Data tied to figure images
────────────────────────────────────────

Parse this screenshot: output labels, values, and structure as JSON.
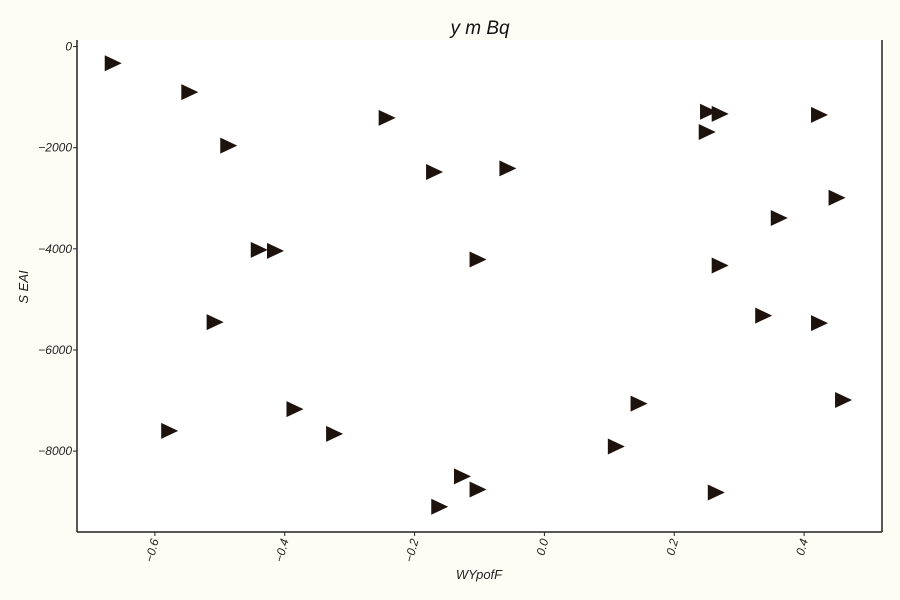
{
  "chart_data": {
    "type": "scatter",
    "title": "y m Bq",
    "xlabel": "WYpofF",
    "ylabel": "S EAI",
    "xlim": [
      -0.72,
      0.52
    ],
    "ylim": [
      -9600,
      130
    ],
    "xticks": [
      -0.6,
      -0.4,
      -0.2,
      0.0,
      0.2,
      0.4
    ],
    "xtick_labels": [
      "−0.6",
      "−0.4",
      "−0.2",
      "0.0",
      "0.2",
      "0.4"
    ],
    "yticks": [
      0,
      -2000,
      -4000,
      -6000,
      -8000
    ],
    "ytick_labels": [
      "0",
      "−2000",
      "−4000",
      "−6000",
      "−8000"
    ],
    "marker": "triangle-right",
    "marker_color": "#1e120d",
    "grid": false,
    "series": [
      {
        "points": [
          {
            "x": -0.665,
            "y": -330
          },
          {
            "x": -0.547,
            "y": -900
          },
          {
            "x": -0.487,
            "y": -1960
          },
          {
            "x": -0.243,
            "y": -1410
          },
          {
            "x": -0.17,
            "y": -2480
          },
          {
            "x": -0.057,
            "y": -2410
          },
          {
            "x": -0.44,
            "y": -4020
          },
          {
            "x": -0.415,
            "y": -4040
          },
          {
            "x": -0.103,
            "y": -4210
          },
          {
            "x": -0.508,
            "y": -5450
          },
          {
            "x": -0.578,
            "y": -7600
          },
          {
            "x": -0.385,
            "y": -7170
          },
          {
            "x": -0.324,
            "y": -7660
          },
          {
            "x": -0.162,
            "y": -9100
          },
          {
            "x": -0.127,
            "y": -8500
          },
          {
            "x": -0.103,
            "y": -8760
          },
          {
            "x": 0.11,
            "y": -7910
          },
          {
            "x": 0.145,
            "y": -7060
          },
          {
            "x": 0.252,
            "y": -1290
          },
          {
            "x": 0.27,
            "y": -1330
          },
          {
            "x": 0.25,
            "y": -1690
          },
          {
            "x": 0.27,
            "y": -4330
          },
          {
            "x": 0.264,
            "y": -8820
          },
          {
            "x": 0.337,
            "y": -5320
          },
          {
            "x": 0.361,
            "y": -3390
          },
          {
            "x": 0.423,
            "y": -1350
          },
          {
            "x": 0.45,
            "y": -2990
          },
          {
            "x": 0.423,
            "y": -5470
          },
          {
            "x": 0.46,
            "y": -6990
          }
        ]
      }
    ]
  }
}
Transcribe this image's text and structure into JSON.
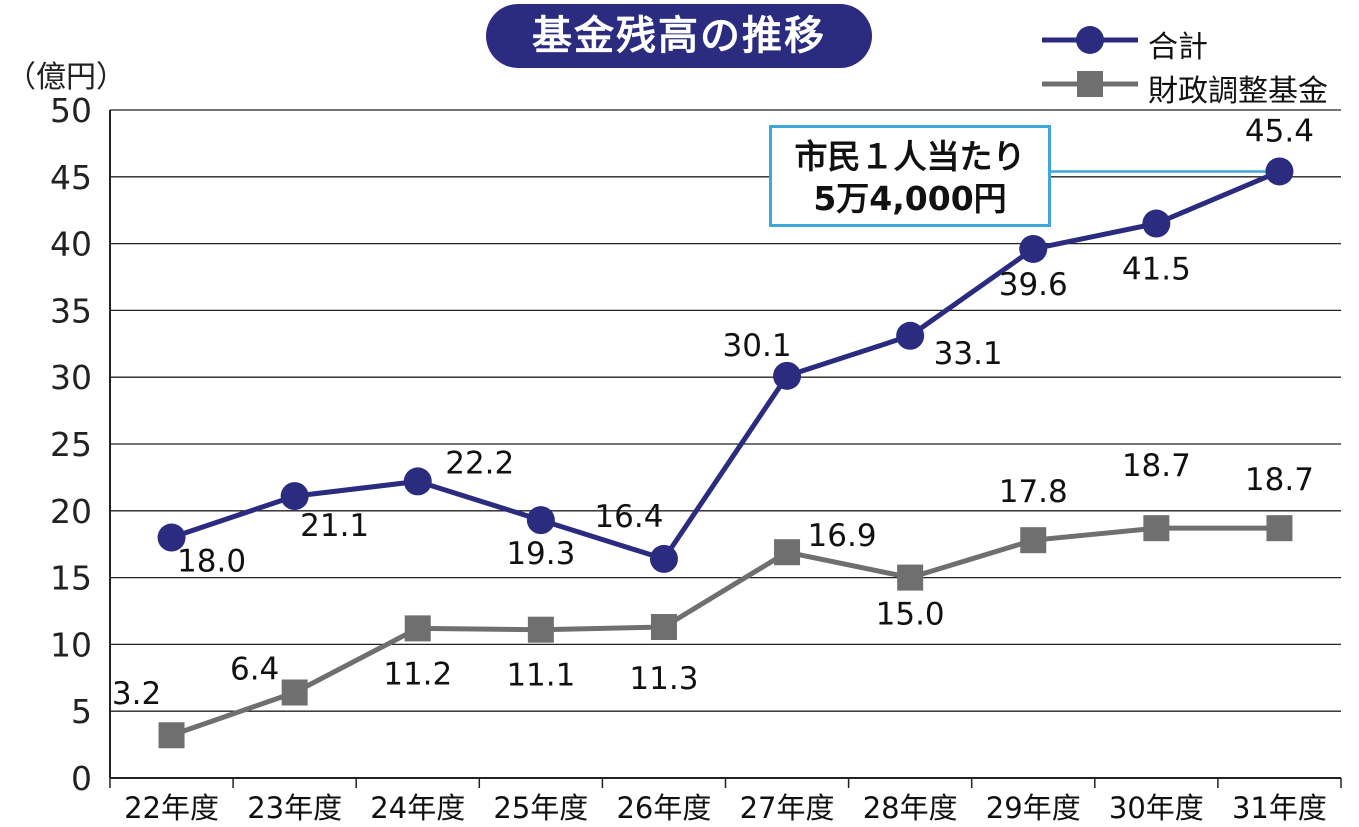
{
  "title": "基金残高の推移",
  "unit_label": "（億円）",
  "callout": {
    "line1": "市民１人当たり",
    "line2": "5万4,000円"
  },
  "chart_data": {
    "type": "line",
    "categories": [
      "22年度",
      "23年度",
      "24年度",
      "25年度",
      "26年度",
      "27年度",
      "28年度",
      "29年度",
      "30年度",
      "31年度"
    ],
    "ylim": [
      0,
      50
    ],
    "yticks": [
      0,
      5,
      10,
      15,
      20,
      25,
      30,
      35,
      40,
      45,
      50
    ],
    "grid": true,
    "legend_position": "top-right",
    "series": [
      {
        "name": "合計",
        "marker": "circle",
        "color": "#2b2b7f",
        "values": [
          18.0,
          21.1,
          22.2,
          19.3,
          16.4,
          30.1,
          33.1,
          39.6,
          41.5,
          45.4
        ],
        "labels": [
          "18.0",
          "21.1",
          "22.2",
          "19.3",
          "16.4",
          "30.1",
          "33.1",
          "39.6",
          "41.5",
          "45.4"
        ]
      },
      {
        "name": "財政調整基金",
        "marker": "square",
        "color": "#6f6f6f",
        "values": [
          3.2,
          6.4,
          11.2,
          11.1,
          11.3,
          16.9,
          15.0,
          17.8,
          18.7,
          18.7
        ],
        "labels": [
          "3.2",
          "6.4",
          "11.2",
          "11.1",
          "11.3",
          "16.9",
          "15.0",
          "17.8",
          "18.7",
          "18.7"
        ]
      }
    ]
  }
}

────────────────────────────────────────

PROBLEM STATEMENT
Reproduce the data above in full, exactly as it is, with the pictures left out.

EXERCISE RESULT
Parse this screenshot: output labels, values, and structure as JSON.
{
  "chart_data": {
    "type": "scatter",
    "title": "y m Bq",
    "xlabel": "WYpofF",
    "ylabel": "S EAI",
    "xlim": [
      -0.72,
      0.52
    ],
    "ylim": [
      -9600,
      130
    ],
    "xticks": [
      -0.6,
      -0.4,
      -0.2,
      0.0,
      0.2,
      0.4
    ],
    "xtick_labels": [
      "−0.6",
      "−0.4",
      "−0.2",
      "0.0",
      "0.2",
      "0.4"
    ],
    "yticks": [
      0,
      -2000,
      -4000,
      -6000,
      -8000
    ],
    "ytick_labels": [
      "0",
      "−2000",
      "−4000",
      "−6000",
      "−8000"
    ],
    "marker": "triangle-right",
    "marker_color": "#1e120d",
    "grid": false,
    "series": [
      {
        "points": [
          {
            "x": -0.665,
            "y": -330
          },
          {
            "x": -0.547,
            "y": -900
          },
          {
            "x": -0.487,
            "y": -1960
          },
          {
            "x": -0.243,
            "y": -1410
          },
          {
            "x": -0.17,
            "y": -2480
          },
          {
            "x": -0.057,
            "y": -2410
          },
          {
            "x": -0.44,
            "y": -4020
          },
          {
            "x": -0.415,
            "y": -4040
          },
          {
            "x": -0.103,
            "y": -4210
          },
          {
            "x": -0.508,
            "y": -5450
          },
          {
            "x": -0.578,
            "y": -7600
          },
          {
            "x": -0.385,
            "y": -7170
          },
          {
            "x": -0.324,
            "y": -7660
          },
          {
            "x": -0.162,
            "y": -9100
          },
          {
            "x": -0.127,
            "y": -8500
          },
          {
            "x": -0.103,
            "y": -8760
          },
          {
            "x": 0.11,
            "y": -7910
          },
          {
            "x": 0.145,
            "y": -7060
          },
          {
            "x": 0.252,
            "y": -1290
          },
          {
            "x": 0.27,
            "y": -1330
          },
          {
            "x": 0.25,
            "y": -1690
          },
          {
            "x": 0.27,
            "y": -4330
          },
          {
            "x": 0.264,
            "y": -8820
          },
          {
            "x": 0.337,
            "y": -5320
          },
          {
            "x": 0.361,
            "y": -3390
          },
          {
            "x": 0.423,
            "y": -1350
          },
          {
            "x": 0.45,
            "y": -2990
          },
          {
            "x": 0.423,
            "y": -5470
          },
          {
            "x": 0.46,
            "y": -6990
          }
        ]
      }
    ]
  }
}
Transcribe this image's text and structure into JSON.
{
  "title": "基金残高の推移",
  "unit_label": "（億円）",
  "callout": {
    "line1": "市民１人当たり",
    "line2": "5万4,000円"
  },
  "chart_data": {
    "type": "line",
    "categories": [
      "22年度",
      "23年度",
      "24年度",
      "25年度",
      "26年度",
      "27年度",
      "28年度",
      "29年度",
      "30年度",
      "31年度"
    ],
    "ylim": [
      0,
      50
    ],
    "yticks": [
      0,
      5,
      10,
      15,
      20,
      25,
      30,
      35,
      40,
      45,
      50
    ],
    "grid": true,
    "legend_position": "top-right",
    "series": [
      {
        "name": "合計",
        "marker": "circle",
        "color": "#2b2b7f",
        "values": [
          18.0,
          21.1,
          22.2,
          19.3,
          16.4,
          30.1,
          33.1,
          39.6,
          41.5,
          45.4
        ],
        "labels": [
          "18.0",
          "21.1",
          "22.2",
          "19.3",
          "16.4",
          "30.1",
          "33.1",
          "39.6",
          "41.5",
          "45.4"
        ]
      },
      {
        "name": "財政調整基金",
        "marker": "square",
        "color": "#6f6f6f",
        "values": [
          3.2,
          6.4,
          11.2,
          11.1,
          11.3,
          16.9,
          15.0,
          17.8,
          18.7,
          18.7
        ],
        "labels": [
          "3.2",
          "6.4",
          "11.2",
          "11.1",
          "11.3",
          "16.9",
          "15.0",
          "17.8",
          "18.7",
          "18.7"
        ]
      }
    ]
  }
}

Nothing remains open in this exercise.